[Dataset entries on figures]
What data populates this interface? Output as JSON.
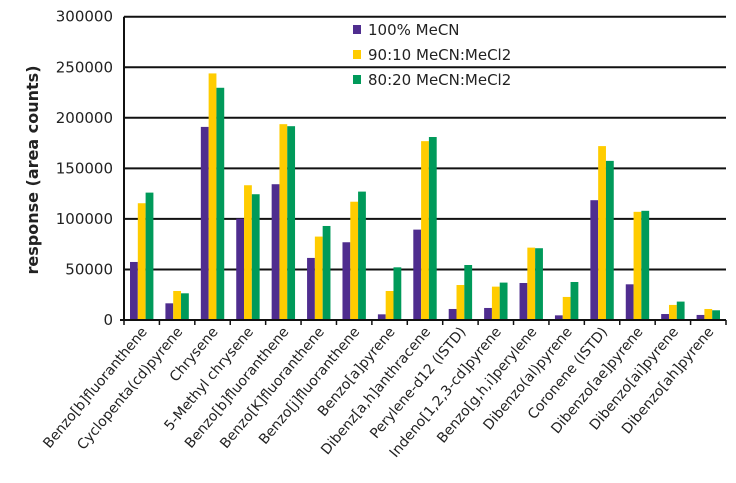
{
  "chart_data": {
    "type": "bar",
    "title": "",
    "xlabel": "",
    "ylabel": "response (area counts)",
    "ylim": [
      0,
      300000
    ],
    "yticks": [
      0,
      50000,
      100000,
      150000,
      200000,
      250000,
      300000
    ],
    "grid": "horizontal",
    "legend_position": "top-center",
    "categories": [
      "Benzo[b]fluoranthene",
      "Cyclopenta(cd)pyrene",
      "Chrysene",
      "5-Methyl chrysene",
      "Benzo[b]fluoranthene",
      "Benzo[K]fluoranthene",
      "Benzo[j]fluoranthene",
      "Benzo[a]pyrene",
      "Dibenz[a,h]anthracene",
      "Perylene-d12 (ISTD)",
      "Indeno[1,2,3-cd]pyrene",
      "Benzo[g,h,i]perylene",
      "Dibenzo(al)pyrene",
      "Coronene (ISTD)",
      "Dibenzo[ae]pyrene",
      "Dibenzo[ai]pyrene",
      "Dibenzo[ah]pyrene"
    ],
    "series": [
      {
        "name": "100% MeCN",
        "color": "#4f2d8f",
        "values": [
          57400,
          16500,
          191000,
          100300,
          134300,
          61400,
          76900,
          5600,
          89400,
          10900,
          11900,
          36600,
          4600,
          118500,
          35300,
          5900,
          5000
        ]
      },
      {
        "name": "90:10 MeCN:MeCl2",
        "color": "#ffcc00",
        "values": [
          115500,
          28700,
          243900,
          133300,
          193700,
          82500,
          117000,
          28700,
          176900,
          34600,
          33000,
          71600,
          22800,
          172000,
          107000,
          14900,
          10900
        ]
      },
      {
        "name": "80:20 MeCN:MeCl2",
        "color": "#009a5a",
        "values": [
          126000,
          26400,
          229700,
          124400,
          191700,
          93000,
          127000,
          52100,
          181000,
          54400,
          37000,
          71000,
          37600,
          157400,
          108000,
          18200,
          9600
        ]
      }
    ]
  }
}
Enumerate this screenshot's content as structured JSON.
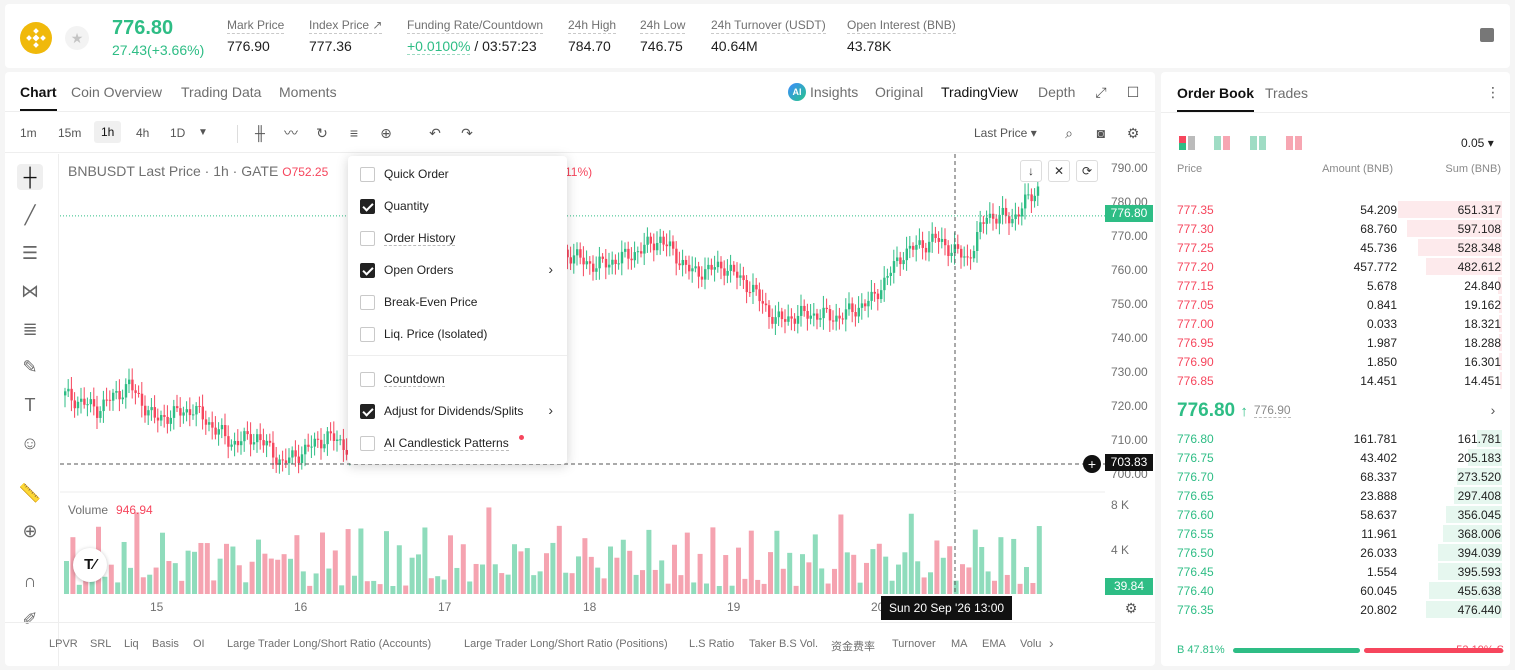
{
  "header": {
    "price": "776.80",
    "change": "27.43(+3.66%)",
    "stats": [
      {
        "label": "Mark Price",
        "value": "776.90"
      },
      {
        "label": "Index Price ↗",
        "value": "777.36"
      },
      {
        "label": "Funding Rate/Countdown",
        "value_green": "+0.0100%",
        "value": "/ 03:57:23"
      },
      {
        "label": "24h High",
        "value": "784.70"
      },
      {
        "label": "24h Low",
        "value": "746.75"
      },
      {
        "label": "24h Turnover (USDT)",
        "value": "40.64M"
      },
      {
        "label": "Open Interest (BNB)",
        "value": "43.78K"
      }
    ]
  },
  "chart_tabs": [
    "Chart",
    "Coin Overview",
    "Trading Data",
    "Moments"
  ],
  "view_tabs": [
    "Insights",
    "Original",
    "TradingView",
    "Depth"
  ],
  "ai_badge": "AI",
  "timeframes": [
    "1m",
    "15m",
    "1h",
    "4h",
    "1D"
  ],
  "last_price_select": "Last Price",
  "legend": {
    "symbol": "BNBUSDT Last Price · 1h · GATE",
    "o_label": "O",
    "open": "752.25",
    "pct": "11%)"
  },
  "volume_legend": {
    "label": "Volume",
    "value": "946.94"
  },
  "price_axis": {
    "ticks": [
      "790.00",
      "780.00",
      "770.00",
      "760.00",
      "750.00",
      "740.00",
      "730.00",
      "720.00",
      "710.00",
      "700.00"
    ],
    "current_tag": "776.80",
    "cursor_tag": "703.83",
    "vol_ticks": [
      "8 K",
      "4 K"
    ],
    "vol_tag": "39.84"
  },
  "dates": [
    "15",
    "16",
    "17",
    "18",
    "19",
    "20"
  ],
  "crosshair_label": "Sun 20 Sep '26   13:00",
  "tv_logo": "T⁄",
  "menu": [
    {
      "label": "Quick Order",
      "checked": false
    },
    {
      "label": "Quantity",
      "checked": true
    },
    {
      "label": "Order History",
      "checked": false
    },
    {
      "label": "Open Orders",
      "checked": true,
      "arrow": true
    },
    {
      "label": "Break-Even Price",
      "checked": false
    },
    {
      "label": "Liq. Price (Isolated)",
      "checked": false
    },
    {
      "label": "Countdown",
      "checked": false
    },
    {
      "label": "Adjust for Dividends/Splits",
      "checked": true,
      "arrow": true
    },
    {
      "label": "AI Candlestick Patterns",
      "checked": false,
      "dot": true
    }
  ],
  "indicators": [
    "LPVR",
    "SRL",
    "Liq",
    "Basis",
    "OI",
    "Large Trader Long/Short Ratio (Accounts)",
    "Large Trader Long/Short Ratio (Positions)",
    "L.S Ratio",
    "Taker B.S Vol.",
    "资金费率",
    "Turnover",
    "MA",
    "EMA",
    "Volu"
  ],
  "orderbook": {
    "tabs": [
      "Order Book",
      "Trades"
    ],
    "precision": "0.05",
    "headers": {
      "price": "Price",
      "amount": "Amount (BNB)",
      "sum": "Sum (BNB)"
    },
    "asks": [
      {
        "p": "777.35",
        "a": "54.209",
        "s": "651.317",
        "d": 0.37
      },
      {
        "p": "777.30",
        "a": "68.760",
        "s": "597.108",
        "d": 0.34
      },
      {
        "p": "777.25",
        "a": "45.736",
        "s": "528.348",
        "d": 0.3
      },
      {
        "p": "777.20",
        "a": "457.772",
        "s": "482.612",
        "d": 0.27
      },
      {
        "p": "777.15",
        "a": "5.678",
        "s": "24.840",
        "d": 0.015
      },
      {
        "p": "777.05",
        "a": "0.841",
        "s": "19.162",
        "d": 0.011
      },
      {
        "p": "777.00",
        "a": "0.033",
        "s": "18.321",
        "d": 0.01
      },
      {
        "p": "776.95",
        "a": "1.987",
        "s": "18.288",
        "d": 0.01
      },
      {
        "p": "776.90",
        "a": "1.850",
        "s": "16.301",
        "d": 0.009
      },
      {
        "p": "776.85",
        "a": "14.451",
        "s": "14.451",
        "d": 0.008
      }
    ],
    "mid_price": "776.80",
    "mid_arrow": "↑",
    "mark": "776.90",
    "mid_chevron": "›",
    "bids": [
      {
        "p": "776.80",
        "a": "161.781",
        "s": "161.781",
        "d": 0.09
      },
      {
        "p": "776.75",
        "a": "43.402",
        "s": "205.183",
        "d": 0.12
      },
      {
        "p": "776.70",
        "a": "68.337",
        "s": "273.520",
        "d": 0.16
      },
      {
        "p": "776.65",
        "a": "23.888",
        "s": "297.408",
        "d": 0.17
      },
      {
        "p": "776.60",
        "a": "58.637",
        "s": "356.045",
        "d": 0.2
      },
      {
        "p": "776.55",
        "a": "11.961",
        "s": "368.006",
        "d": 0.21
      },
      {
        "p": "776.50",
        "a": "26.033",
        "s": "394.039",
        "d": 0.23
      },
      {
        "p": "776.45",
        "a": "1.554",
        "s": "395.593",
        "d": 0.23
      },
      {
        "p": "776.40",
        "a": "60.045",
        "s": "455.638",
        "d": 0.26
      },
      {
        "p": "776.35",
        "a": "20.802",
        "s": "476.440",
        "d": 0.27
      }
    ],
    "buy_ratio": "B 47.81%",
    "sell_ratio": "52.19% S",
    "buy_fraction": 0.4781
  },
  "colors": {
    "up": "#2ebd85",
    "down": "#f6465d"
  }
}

--

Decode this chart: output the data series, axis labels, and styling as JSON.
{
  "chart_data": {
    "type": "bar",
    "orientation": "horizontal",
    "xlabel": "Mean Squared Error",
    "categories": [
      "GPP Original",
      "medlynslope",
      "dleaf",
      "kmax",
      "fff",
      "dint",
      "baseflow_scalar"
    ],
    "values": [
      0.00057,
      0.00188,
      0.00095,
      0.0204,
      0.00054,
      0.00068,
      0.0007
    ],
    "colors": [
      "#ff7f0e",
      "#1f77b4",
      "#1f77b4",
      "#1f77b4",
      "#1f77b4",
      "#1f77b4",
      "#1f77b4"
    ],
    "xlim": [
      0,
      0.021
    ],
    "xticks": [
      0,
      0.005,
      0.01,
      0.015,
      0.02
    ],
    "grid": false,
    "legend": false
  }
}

TASK BRIEF: Filter the listing above for the string "Dibenzo" and copy every matching line.

COMPLETE ANSWER:
      "Dibenzo(al)pyrene",
      "Dibenzo[ae]pyrene",
      "Dibenzo[ai]pyrene",
      "Dibenzo[ah]pyrene"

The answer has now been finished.